> **WHAT YOU HAVE TO DO**: Using the records that follow, copy every line containing the word "Hans".
[START OF STORED ROWS]
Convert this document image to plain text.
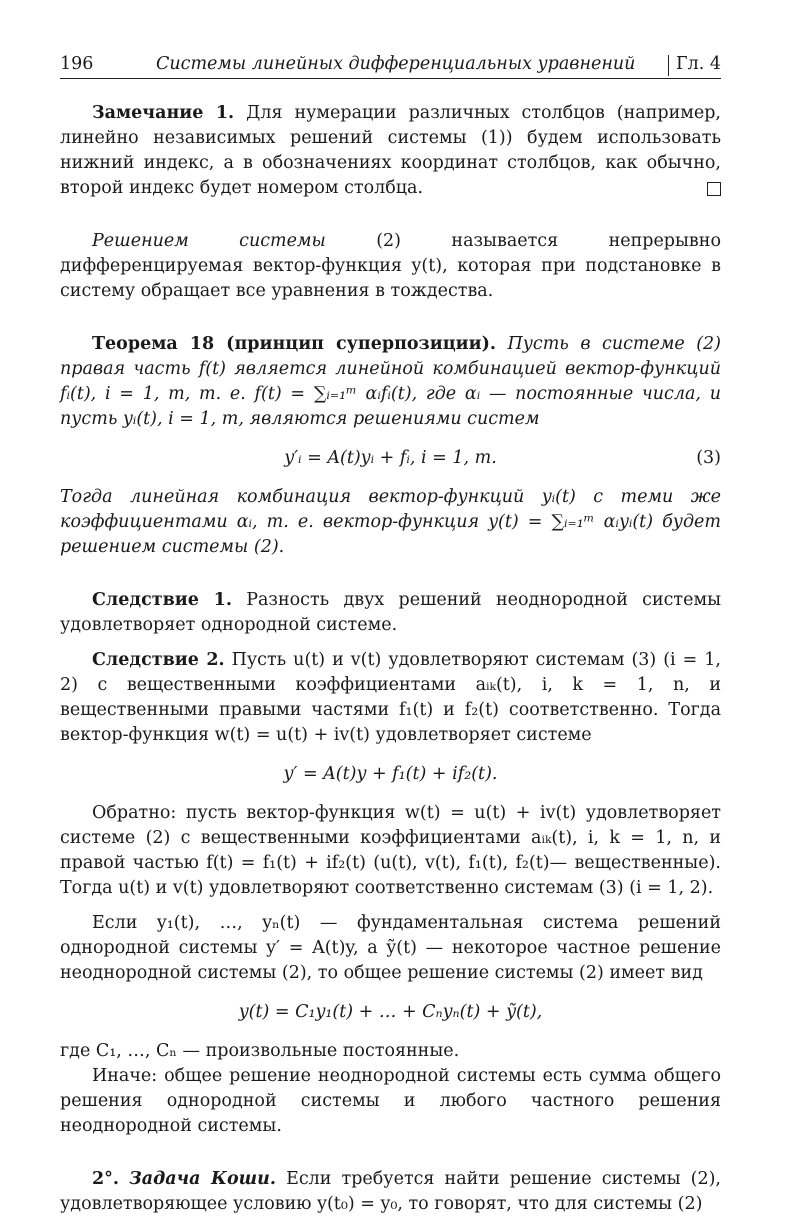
196	Системы линейных дифференциальных уравнений Гл. 4

Замечание 1. Для нумерации различных столбцов (например, линейно независимых решений системы (1)) будем использовать нижний индекс, а в обозначениях координат столбцов, как обычно, второй индекс будет номером столбца.

Решением системы	(2) называется непрерывно дифференцируемая вектор-функция y(t), которая при подстановке в систему обращает все уравнения в тождества.

Теорема 18 (принцип суперпозиции). Пусть в системе (2) правая часть f(t) является линейной комбинацией вектор-функций fᵢ(t), i = 1, m, т. е. f(t) = ∑ᵢ₌₁ᵐ αᵢfᵢ(t), где αᵢ — постоянные числа, и пусть yᵢ(t), i = 1, m, являются решениями систем

y′ᵢ = A(t)yᵢ + fᵢ, i = 1, m.	(3)

Тогда линейная комбинация вектор-функций yᵢ(t) с теми же коэффициентами αᵢ, т. е. вектор-функция y(t) = ∑ᵢ₌₁ᵐ αᵢyᵢ(t) будет решением системы (2).

Следствие 1. Разность двух решений неоднородной системы удовлетворяет однородной системе.

Следствие 2. Пусть u(t) и v(t) удовлетворяют системам (3) (i = 1, 2) с вещественными коэффициентами aᵢₖ(t), i, k = 1, n, и вещественными правыми частями f₁(t) и f₂(t) соответственно. Тогда вектор-функция w(t) = u(t) + iv(t) удовлетворяет системе

y′ = A(t)y + f₁(t) + if₂(t).

Обратно: пусть вектор-функция w(t) = u(t) + iv(t) удовлетворяет системе (2) с вещественными коэффициентами aᵢₖ(t), i, k = 1, n, и правой частью f(t) = f₁(t) + if₂(t) (u(t), v(t), f₁(t), f₂(t)— вещественные). Тогда u(t) и v(t) удовлетворяют соответственно системам (3) (i = 1, 2).

Если y₁(t), …, yₙ(t) — фундаментальная система решений однородной системы y′ = A(t)y, а ỹ(t) — некоторое частное решение неоднородной системы (2), то общее решение системы (2) имеет вид

y(t) = C₁y₁(t) + … + Cₙyₙ(t) + ỹ(t),

где C₁, …, Cₙ — произвольные постоянные.

Иначе: общее решение неоднородной системы есть сумма общего решения однородной системы и любого частного решения неоднородной системы.

2°. Задача Коши. Если требуется найти решение системы (2), удовлетворяющее условию y(t₀) = y₀, то говорят, что для системы (2)
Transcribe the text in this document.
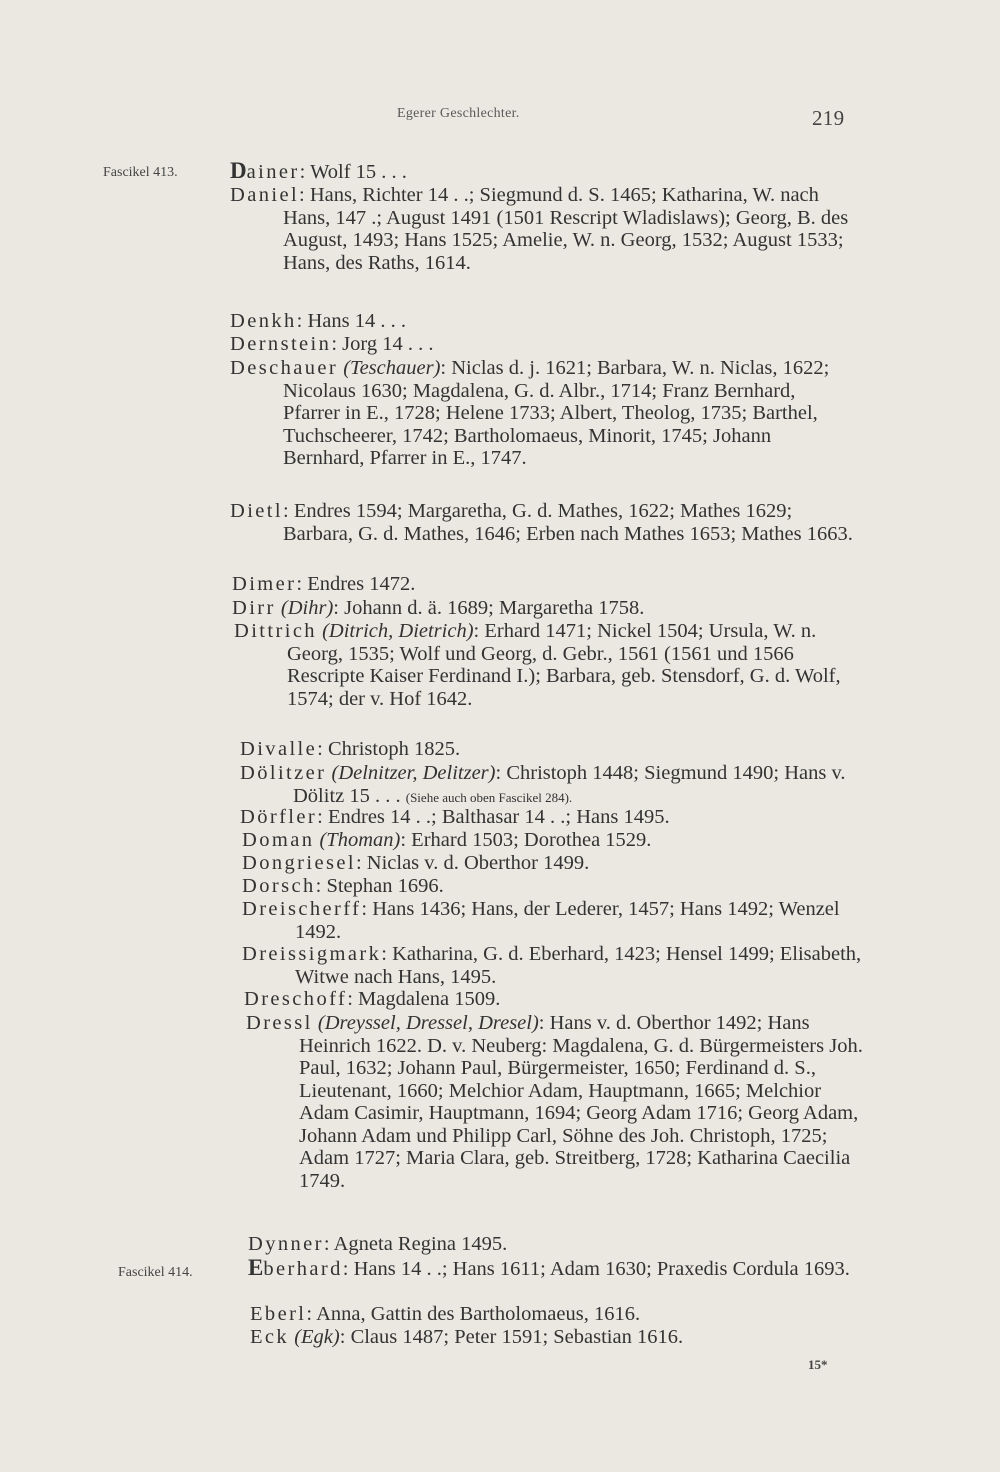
Egerer Geschlechter.	219
Fascikel 413.
Fascikel 414.
Dainer: Wolf 15 . . .
Daniel: Hans, Richter 14 . .; Siegmund d. S. 1465; Katharina, W. nach Hans, 147 .; August 1491 (1501 Rescript Wladislaws); Georg, B. des August, 1493; Hans 1525; Amelie, W. n. Georg, 1532; August 1533; Hans, des Raths, 1614.
Denkh: Hans 14 . . .
Dernstein: Jorg 14 . . .
Deschauer (Teschauer): Niclas d. j. 1621; Barbara, W. n. Niclas, 1622; Nicolaus 1630; Magdalena, G. d. Albr., 1714; Franz Bernhard, Pfarrer in E., 1728; Helene 1733; Albert, Theolog, 1735; Barthel, Tuchscheerer, 1742; Bartholomaeus, Minorit, 1745; Johann Bernhard, Pfarrer in E., 1747.
Dietl: Endres 1594; Margaretha, G. d. Mathes, 1622; Mathes 1629; Barbara, G. d. Mathes, 1646; Erben nach Mathes 1653; Mathes 1663.
Dimer: Endres 1472.
Dirr (Dihr): Johann d. ä. 1689; Margaretha 1758.
Dittrich (Ditrich, Dietrich): Erhard 1471; Nickel 1504; Ursula, W. n. Georg, 1535; Wolf und Georg, d. Gebr., 1561 (1561 und 1566 Rescripte Kaiser Ferdinand I.); Barbara, geb. Stensdorf, G. d. Wolf, 1574; der v. Hof 1642.
Divalle: Christoph 1825.
Dölitzer (Delnitzer, Delitzer): Christoph 1448; Siegmund 1490; Hans v. Dölitz 15 . . . (Siehe auch oben Fascikel 284).
Dörfler: Endres 14 . .; Balthasar 14 . .; Hans 1495.
Doman (Thoman): Erhard 1503; Dorothea 1529.
Dongriesel: Niclas v. d. Oberthor 1499.
Dorsch: Stephan 1696.
Dreischerff: Hans 1436; Hans, der Lederer, 1457; Hans 1492; Wenzel 1492.
Dreissigmark: Katharina, G. d. Eberhard, 1423; Hensel 1499; Elisabeth, Witwe nach Hans, 1495.
Dreschoff: Magdalena 1509.
Dressl (Dreyssel, Dressel, Dresel): Hans v. d. Oberthor 1492; Hans Heinrich 1622. D. v. Neuberg: Magdalena, G. d. Bürgermeisters Joh. Paul, 1632; Johann Paul, Bürgermeister, 1650; Ferdinand d. S., Lieutenant, 1660; Melchior Adam, Hauptmann, 1665; Melchior Adam Casimir, Hauptmann, 1694; Georg Adam 1716; Georg Adam, Johann Adam und Philipp Carl, Söhne des Joh. Christoph, 1725; Adam 1727; Maria Clara, geb. Streitberg, 1728; Katharina Caecilia 1749.
Dynner: Agneta Regina 1495.
Eberhard: Hans 14 . .; Hans 1611; Adam 1630; Praxedis Cordula 1693.
Eberl: Anna, Gattin des Bartholomaeus, 1616.
Eck (Egk): Claus 1487; Peter 1591; Sebastian 1616.
15*
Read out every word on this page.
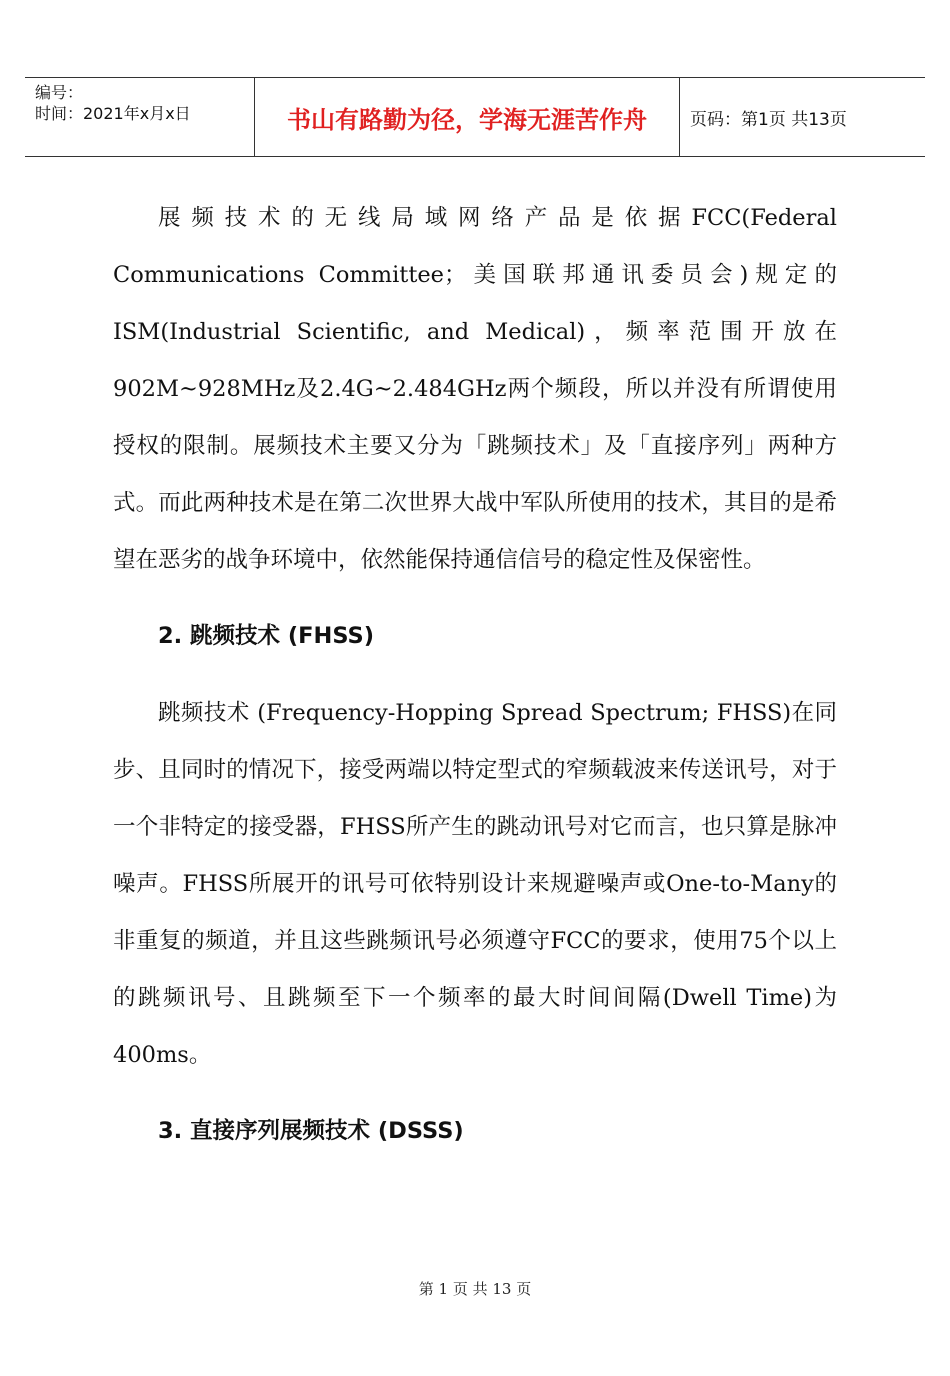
编号：
时间：2021年x月x日	书山有路勤为径，学海无涯苦作舟	页码：第1页 共13页

展频技术的无线局域网络产品是依据FCC(Federal Communications Committee；美国联邦通讯委员会)规定的ISM(Industrial Scientific, and Medical)，频率范围开放在902M~928MHz及2.4G~2.484GHz两个频段，所以并没有所谓使用授权的限制。展频技术主要又分为「跳频技术」及「直接序列」两种方式。而此两种技术是在第二次世界大战中军队所使用的技术，其目的是希望在恶劣的战争环境中，依然能保持通信信号的稳定性及保密性。

2. 跳频技术 (FHSS)

跳频技术 (Frequency-Hopping Spread Spectrum; FHSS)在同步、且同时的情况下，接受两端以特定型式的窄频载波来传送讯号，对于一个非特定的接受器，FHSS所产生的跳动讯号对它而言，也只算是脉冲噪声。FHSS所展开的讯号可依特别设计来规避噪声或One-to-Many的非重复的频道，并且这些跳频讯号必须遵守FCC的要求，使用75个以上的跳频讯号、且跳频至下一个频率的最大时间间隔(Dwell Time)为400ms。

3. 直接序列展频技术 (DSSS)

第 1 页 共 13 页
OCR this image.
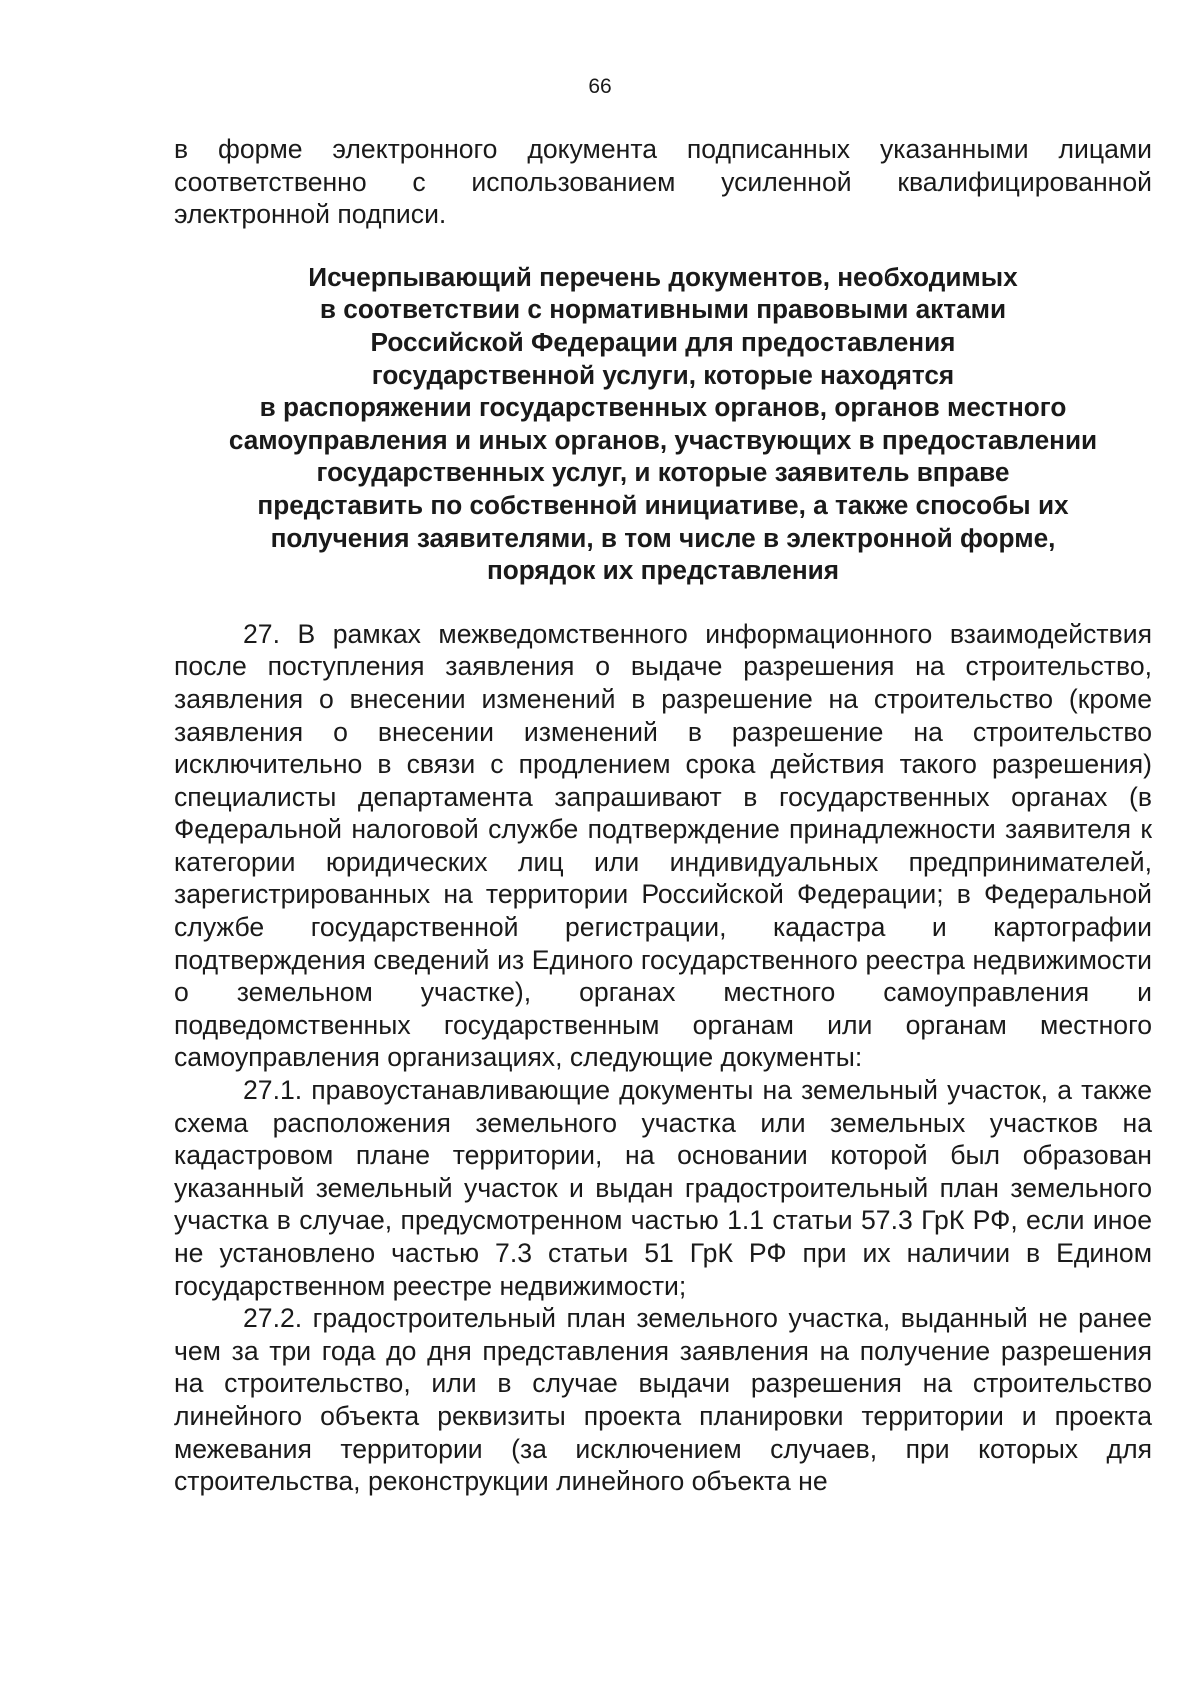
66

в форме электронного документа подписанных указанными лицами соответственно с использованием усиленной квалифицированной электронной подписи.

Исчерпывающий перечень документов, необходимых
в соответствии с нормативными правовыми актами
Российской Федерации для предоставления
государственной услуги, которые находятся
в распоряжении государственных органов, органов местного
самоуправления и иных органов, участвующих в предоставлении
государственных услуг, и которые заявитель вправе
представить по собственной инициативе, а также способы их
получения заявителями, в том числе в электронной форме,
порядок их представления

27. В рамках межведомственного информационного взаимодействия после поступления заявления о выдаче разрешения на строительство, заявления о внесении изменений в разрешение на строительство (кроме заявления о внесении изменений в разрешение на строительство исключительно в связи с продлением срока действия такого разрешения) специалисты департамента запрашивают в государственных органах (в Федеральной налоговой службе подтверждение принадлежности заявителя к категории юридических лиц или индивидуальных предпринимателей, зарегистрированных на территории Российской Федерации; в Федеральной службе государственной регистрации, кадастра и картографии подтверждения сведений из Единого государственного реестра недвижимости о земельном участке), органах местного самоуправления и подведомственных государственным органам или органам местного самоуправления организациях, следующие документы:

27.1. правоустанавливающие документы на земельный участок, а также схема расположения земельного участка или земельных участков на кадастровом плане территории, на основании которой был образован указанный земельный участок и выдан градостроительный план земельного участка в случае, предусмотренном частью 1.1 статьи 57.3 ГрК РФ, если иное не установлено частью 7.3 статьи 51 ГрК РФ при их наличии в Едином государственном реестре недвижимости;

27.2. градостроительный план земельного участка, выданный не ранее чем за три года до дня представления заявления на получение разрешения на строительство, или в случае выдачи разрешения на строительство линейного объекта реквизиты проекта планировки территории и проекта межевания территории (за исключением случаев, при которых для строительства, реконструкции линейного объекта не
[END OF STORED ROWS]
> **ANSWER**:
Daniel: Hans, Richter 14 . .; Siegmund d. S. 1465; Katharina, W. nach Hans, 147 .; August 1491 (1501 Rescript Wladislaws); Georg, B. des August, 1493; Hans 1525; Amelie, W. n. Georg, 1532; August 1533; Hans, des Raths, 1614.
Denkh: Hans 14 . . .
Dölitzer (Delnitzer, Delitzer): Christoph 1448; Siegmund 1490; Hans v. Dölitz 15 . . . (Siehe auch oben Fascikel 284).
Dörfler: Endres 14 . .; Balthasar 14 . .; Hans 1495.
Dreischerff: Hans 1436; Hans, der Lederer, 1457; Hans 1492; Wenzel 1492.
Dreissigmark: Katharina, G. d. Eberhard, 1423; Hensel 1499; Elisabeth, Witwe nach Hans, 1495.
Dressl (Dreyssel, Dressel, Dresel): Hans v. d. Oberthor 1492; Hans Heinrich 1622. D. v. Neuberg: Magdalena, G. d. Bürgermeisters Joh. Paul, 1632; Johann Paul, Bürgermeister, 1650; Ferdinand d. S., Lieutenant, 1660; Melchior Adam, Hauptmann, 1665; Melchior Adam Casimir, Hauptmann, 1694; Georg Adam 1716; Georg Adam, Johann Adam und Philipp Carl, Söhne des Joh. Christoph, 1725; Adam 1727; Maria Clara, geb. Streitberg, 1728; Katharina Caecilia 1749.
Eberhard: Hans 14 . .; Hans 1611; Adam 1630; Praxedis Cordula 1693.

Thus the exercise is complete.